---- SUPPLIED MATERIAL

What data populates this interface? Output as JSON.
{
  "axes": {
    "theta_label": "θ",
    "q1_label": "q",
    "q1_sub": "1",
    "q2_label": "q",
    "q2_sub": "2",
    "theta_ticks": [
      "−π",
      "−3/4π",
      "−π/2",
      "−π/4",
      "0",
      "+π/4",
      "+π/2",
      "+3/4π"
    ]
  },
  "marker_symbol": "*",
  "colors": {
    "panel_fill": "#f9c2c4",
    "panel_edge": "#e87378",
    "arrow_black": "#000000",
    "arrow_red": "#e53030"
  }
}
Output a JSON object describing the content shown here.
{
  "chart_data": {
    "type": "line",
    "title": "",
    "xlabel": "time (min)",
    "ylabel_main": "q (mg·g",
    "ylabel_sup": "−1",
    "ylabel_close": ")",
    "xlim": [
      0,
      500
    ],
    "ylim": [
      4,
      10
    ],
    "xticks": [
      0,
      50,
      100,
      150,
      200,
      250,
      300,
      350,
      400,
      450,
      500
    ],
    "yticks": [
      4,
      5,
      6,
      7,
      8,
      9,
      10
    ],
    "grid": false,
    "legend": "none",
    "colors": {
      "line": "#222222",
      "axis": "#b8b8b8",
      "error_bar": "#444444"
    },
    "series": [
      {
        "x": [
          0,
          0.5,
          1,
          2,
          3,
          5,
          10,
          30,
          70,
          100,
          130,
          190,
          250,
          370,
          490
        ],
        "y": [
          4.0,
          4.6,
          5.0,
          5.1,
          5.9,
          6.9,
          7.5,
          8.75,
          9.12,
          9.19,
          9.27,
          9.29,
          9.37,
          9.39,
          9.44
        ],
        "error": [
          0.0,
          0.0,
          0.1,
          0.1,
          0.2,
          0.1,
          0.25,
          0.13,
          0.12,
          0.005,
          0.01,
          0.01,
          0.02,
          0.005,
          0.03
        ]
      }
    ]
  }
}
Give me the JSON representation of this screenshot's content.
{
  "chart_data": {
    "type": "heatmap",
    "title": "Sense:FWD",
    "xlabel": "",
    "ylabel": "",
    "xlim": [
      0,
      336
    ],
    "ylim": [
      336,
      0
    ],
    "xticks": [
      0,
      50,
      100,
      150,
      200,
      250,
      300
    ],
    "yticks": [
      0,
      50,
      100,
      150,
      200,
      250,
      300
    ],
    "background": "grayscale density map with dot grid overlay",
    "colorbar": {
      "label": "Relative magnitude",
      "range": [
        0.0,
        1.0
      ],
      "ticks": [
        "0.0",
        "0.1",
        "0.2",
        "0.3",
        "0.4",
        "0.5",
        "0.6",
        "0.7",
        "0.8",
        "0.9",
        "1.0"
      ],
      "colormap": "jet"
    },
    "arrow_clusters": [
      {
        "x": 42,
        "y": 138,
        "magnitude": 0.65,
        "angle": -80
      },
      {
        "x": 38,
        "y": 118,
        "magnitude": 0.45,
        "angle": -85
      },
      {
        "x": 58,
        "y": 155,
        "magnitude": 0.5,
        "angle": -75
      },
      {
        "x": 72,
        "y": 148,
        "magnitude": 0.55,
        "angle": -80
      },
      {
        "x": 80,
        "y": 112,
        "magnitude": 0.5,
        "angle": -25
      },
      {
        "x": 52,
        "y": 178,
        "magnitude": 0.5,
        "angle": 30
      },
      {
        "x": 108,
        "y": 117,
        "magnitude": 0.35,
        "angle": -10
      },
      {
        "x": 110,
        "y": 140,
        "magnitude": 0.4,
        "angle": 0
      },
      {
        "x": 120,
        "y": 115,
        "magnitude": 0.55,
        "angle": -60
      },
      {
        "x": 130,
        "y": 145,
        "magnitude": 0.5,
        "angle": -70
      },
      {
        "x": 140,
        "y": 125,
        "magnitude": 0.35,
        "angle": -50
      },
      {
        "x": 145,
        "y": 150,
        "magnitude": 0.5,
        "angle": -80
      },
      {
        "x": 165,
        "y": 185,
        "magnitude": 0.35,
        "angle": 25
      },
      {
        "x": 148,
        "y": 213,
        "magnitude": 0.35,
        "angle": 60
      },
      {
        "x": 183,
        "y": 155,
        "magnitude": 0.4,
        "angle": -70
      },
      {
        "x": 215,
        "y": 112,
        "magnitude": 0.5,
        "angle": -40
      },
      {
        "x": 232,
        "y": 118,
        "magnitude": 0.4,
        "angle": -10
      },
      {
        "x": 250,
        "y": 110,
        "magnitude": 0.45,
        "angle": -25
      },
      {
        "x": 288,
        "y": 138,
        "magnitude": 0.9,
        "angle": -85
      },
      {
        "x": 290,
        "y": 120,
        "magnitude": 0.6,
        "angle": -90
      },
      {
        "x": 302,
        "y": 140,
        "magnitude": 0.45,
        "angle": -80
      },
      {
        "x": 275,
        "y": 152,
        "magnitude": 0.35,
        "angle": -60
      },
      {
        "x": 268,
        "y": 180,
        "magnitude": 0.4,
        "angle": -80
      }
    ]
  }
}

--------

Look through the entries above and report the number of lines that contain "Output". Write only the number.

2